*Data records:*
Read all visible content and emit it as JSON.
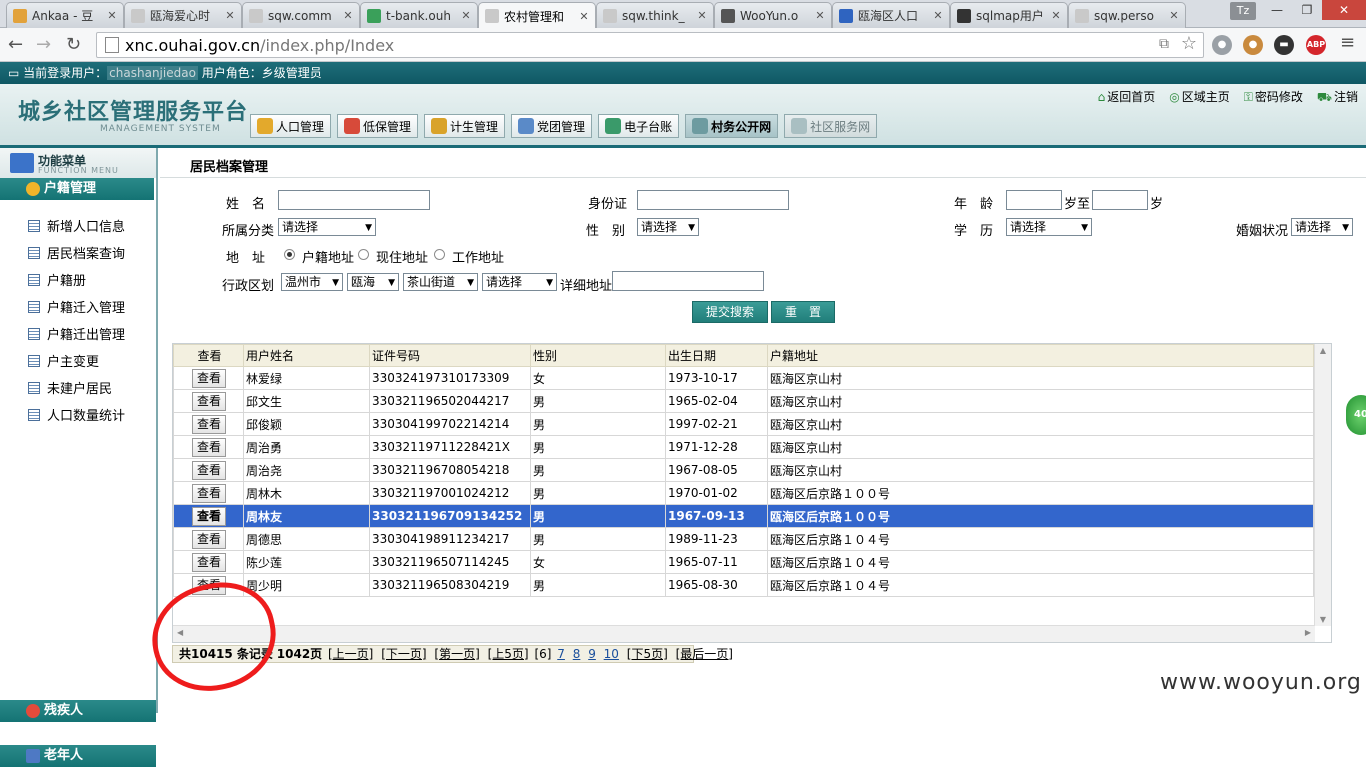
{
  "browser": {
    "tabs": [
      {
        "title": "Ankaa - 豆",
        "color": "#e2a23b"
      },
      {
        "title": "瓯海爱心时",
        "color": "#c9c9c9"
      },
      {
        "title": "sqw.comm",
        "color": "#c9c9c9"
      },
      {
        "title": "t-bank.ouh",
        "color": "#3aa05a"
      },
      {
        "title": "农村管理和",
        "color": "#c9c9c9"
      },
      {
        "title": "sqw.think_",
        "color": "#c9c9c9"
      },
      {
        "title": "WooYun.o",
        "color": "#555555"
      },
      {
        "title": "瓯海区人口",
        "color": "#2f64c0"
      },
      {
        "title": "sqlmap用户",
        "color": "#333333"
      },
      {
        "title": "sqw.perso",
        "color": "#c9c9c9"
      }
    ],
    "profile_badge": "Tz",
    "url_host": "xnc.ouhai.gov.cn",
    "url_path": "/index.php/Index",
    "abp_label": "ABP"
  },
  "userbar": {
    "prefix": "当前登录用户：",
    "username": "chashanjiedao",
    "role": "用户角色：乡级管理员"
  },
  "header": {
    "logo": "城乡社区管理服务平台",
    "logo_sub": "MANAGEMENT SYSTEM",
    "links": [
      "返回首页",
      "区域主页",
      "密码修改",
      "注销"
    ],
    "modules": [
      "人口管理",
      "低保管理",
      "计生管理",
      "党团管理",
      "电子台账",
      "村务公开网",
      "社区服务网"
    ]
  },
  "sidebar": {
    "title": "功能菜单",
    "subtitle": "FUNCTION MENU",
    "section1": "户籍管理",
    "items": [
      "新增人口信息",
      "居民档案查询",
      "户籍册",
      "户籍迁入管理",
      "户籍迁出管理",
      "户主变更",
      "未建户居民",
      "人口数量统计"
    ],
    "section2": "残疾人",
    "section3": "老年人"
  },
  "main": {
    "breadcrumb": "居民档案管理",
    "form": {
      "name_label": "姓　名",
      "id_label": "身份证",
      "age_label": "年　龄",
      "age_to": "岁至",
      "age_unit": "岁",
      "category_label": "所属分类",
      "category_value": "请选择",
      "gender_label": "性　别",
      "gender_value": "请选择",
      "edu_label": "学　历",
      "edu_value": "请选择",
      "marital_label": "婚姻状况",
      "marital_value": "请选择",
      "address_label": "地　址",
      "radio_options": [
        "户籍地址",
        "现住地址",
        "工作地址"
      ],
      "region_label": "行政区划",
      "region_values": [
        "温州市",
        "瓯海",
        "茶山街道",
        "请选择"
      ],
      "detail_label": "详细地址",
      "submit_label": "提交搜索",
      "reset_label": "重　置"
    },
    "table": {
      "headers": [
        "查看",
        "用户姓名",
        "证件号码",
        "性别",
        "出生日期",
        "户籍地址"
      ],
      "view_label": "查看",
      "rows": [
        [
          "林爱绿",
          "330324197310173309",
          "女",
          "1973-10-17",
          "瓯海区京山村"
        ],
        [
          "邱文生",
          "330321196502044217",
          "男",
          "1965-02-04",
          "瓯海区京山村"
        ],
        [
          "邱俊颖",
          "330304199702214214",
          "男",
          "1997-02-21",
          "瓯海区京山村"
        ],
        [
          "周治勇",
          "33032119711228421X",
          "男",
          "1971-12-28",
          "瓯海区京山村"
        ],
        [
          "周治尧",
          "330321196708054218",
          "男",
          "1967-08-05",
          "瓯海区京山村"
        ],
        [
          "周林木",
          "330321197001024212",
          "男",
          "1970-01-02",
          "瓯海区后京路１００号"
        ],
        [
          "周林友",
          "330321196709134252",
          "男",
          "1967-09-13",
          "瓯海区后京路１００号"
        ],
        [
          "周德思",
          "330304198911234217",
          "男",
          "1989-11-23",
          "瓯海区后京路１０４号"
        ],
        [
          "陈少莲",
          "330321196507114245",
          "女",
          "1965-07-11",
          "瓯海区后京路１０４号"
        ],
        [
          "周少明",
          "330321196508304219",
          "男",
          "1965-08-30",
          "瓯海区后京路１０４号"
        ]
      ]
    },
    "pager": {
      "total": "共10415 条记录",
      "pages": "1042页",
      "prev": "[上一页]",
      "next": "[下一页]",
      "first": "[第一页]",
      "prev5": "[上5页]",
      "current": "[6]",
      "nums": [
        "7",
        "8",
        "9",
        "10"
      ],
      "next5": "[下5页]",
      "last": "[最后一页]"
    }
  },
  "side_badge": "40",
  "watermark": "www.wooyun.org"
}
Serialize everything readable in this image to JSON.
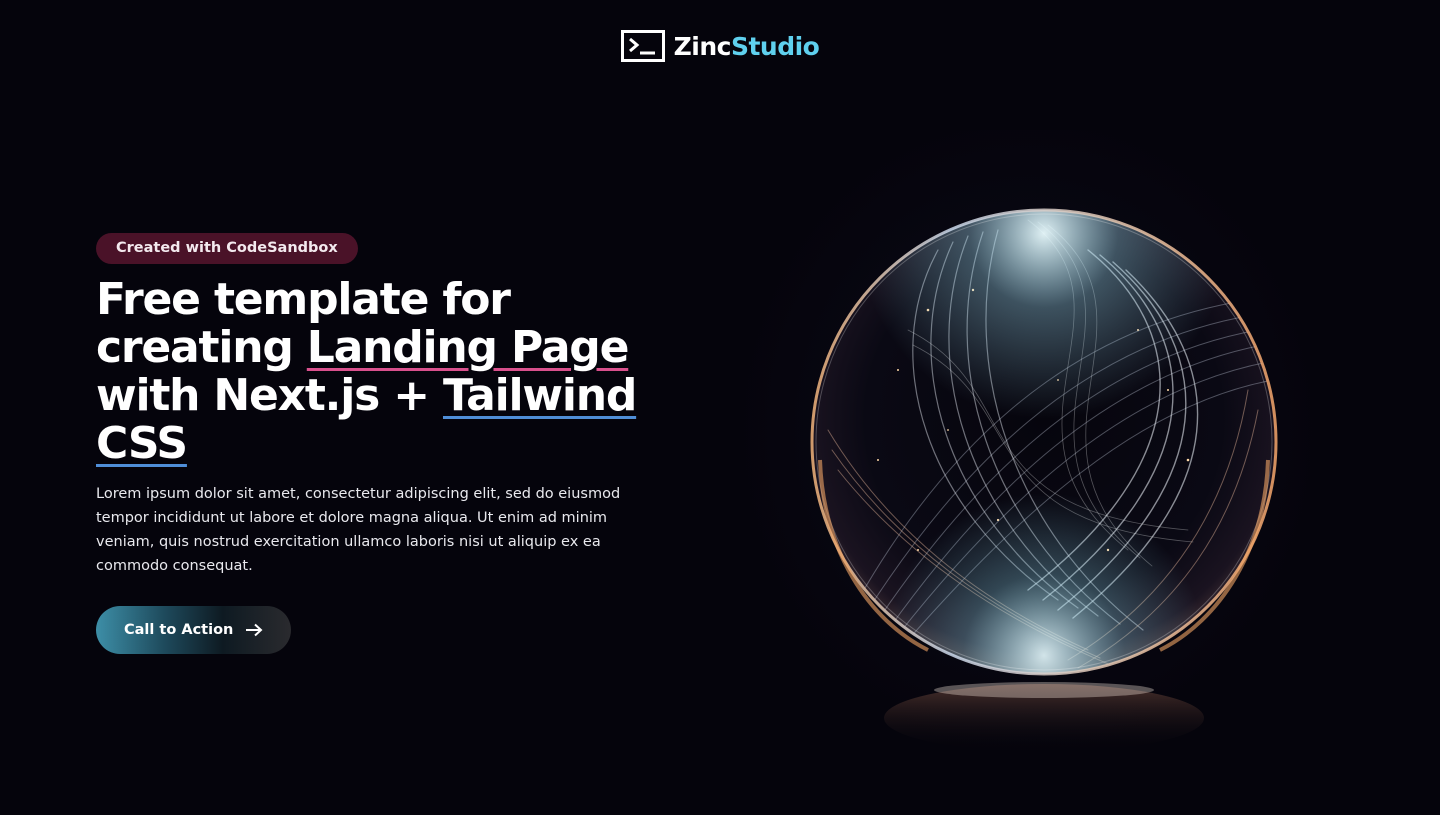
{
  "header": {
    "logo": {
      "icon": "terminal-icon",
      "name_part1": "Zinc",
      "name_part2": "Studio",
      "accent_color": "#5fd0ee"
    }
  },
  "hero": {
    "badge": "Created with CodeSandbox",
    "headline": {
      "part1": "Free template for creating ",
      "highlight1": "Landing Page",
      "part2": " with Next.js + ",
      "highlight2": "Tailwind CSS"
    },
    "description": "Lorem ipsum dolor sit amet, consectetur adipiscing elit, sed do eiusmod tempor incididunt ut labore et dolore magna aliqua. Ut enim ad minim veniam, quis nostrud exercitation ullamco laboris nisi ut aliquip ex ea commodo consequat.",
    "cta": {
      "label": "Call to Action",
      "icon": "arrow-right-icon"
    }
  },
  "illustration": {
    "name": "glass-sphere-illustration"
  },
  "colors": {
    "background": "#05040c",
    "badge_bg": "#4a1228",
    "underline_pink": "#d9508d",
    "underline_blue": "#4f8ed8",
    "cta_gradient_start": "#3d8ea7"
  }
}
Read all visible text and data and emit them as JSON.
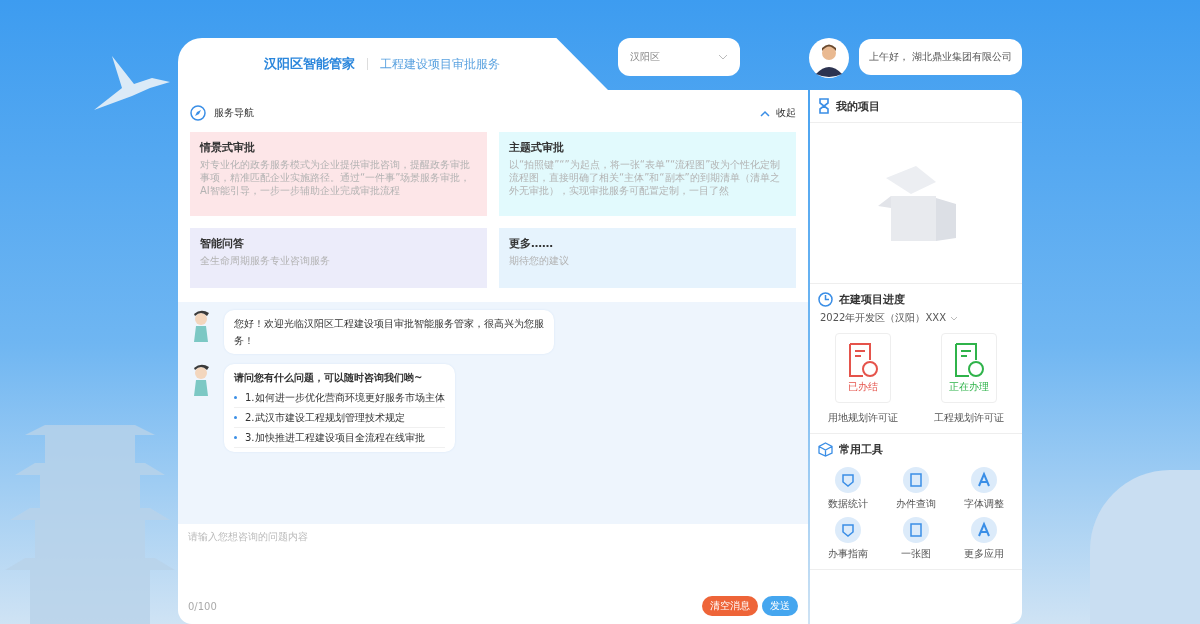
{
  "header": {
    "brand": "汉阳区智能管家",
    "subtitle": "工程建设项目审批服务",
    "district": {
      "value": "汉阳区"
    },
    "greeting": "上午好， 湖北鼎业集团有限公司"
  },
  "nav": {
    "title": "服务导航",
    "collapse": "收起",
    "cards": [
      {
        "title": "情景式审批",
        "desc": "对专业化的政务服务模式为企业提供审批咨询，提醒政务审批事项，精准匹配企业实施路径。通过“一件事”场景服务审批，AI智能引导，一步一步辅助企业完成审批流程",
        "color": "#fde6e8"
      },
      {
        "title": "主题式审批",
        "desc": "以“拍照键”“”为起点，将一张“表单”“流程图”改为个性化定制流程图，直接明确了相关“主体”和“副本”的到期清单（清单之外无审批），实现审批服务可配置定制，一目了然",
        "color": "#e2fafd"
      },
      {
        "title": "智能问答",
        "desc": "全生命周期服务专业咨询服务",
        "color": "#ececfa"
      },
      {
        "title": "更多……",
        "desc": "期待您的建议",
        "color": "#e6f3fd"
      }
    ]
  },
  "chat": {
    "messages": [
      {
        "kind": "text",
        "text": "您好！欢迎光临汉阳区工程建设项目审批智能服务管家，很高兴为您服务！"
      },
      {
        "kind": "list",
        "text": "请问您有什么问题，可以随时咨询我们哟~",
        "items": [
          "1.如何进一步优化营商环境更好服务市场主体",
          "2.武汉市建设工程规划管理技术规定",
          "3.加快推进工程建设项目全流程在线审批"
        ]
      }
    ],
    "input": {
      "placeholder": "请输入您想咨询的问题内容"
    },
    "counter": "0/100",
    "clear_button": "清空消息",
    "send_button": "发送"
  },
  "my_projects": {
    "title": "我的项目"
  },
  "progress": {
    "title": "在建项目进度",
    "project": "2022年开发区（汉阳）XXX",
    "items": [
      {
        "status": "已办结",
        "name": "用地规划许可证",
        "color": "#e5534b"
      },
      {
        "status": "正在办理",
        "name": "工程规划许可证",
        "color": "#2fb34a"
      }
    ]
  },
  "tools": {
    "title": "常用工具",
    "items": [
      "数据统计",
      "办件查询",
      "字体调整",
      "办事指南",
      "一张图",
      "更多应用"
    ]
  }
}
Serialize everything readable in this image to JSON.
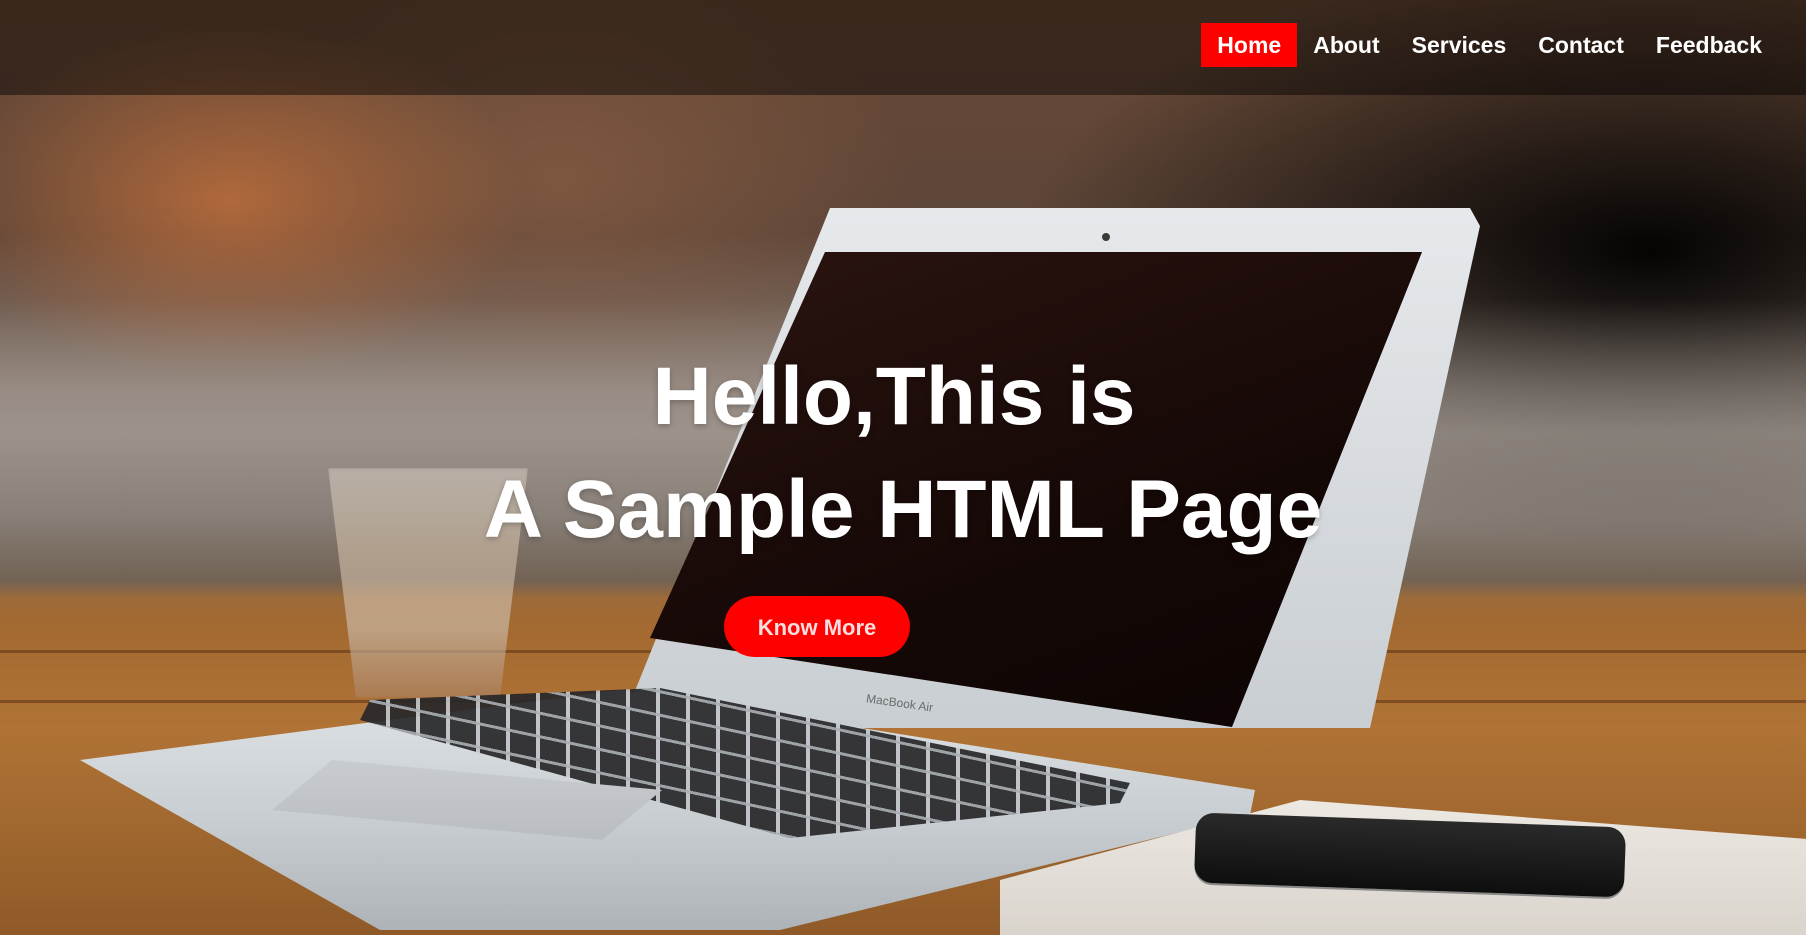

*Stated task:* Select from the material above each line in which the string "text" appears, and list those lines.

*Complete response:*
Read all visible text and data and emit them as JSON.
        "kind": "text",
        "text": "您好！欢迎光临汉阳区工程建设项目审批智能服务管家，很高兴为您服务！"
        "text": "请问您有什么问题，可以随时咨询我们哟~",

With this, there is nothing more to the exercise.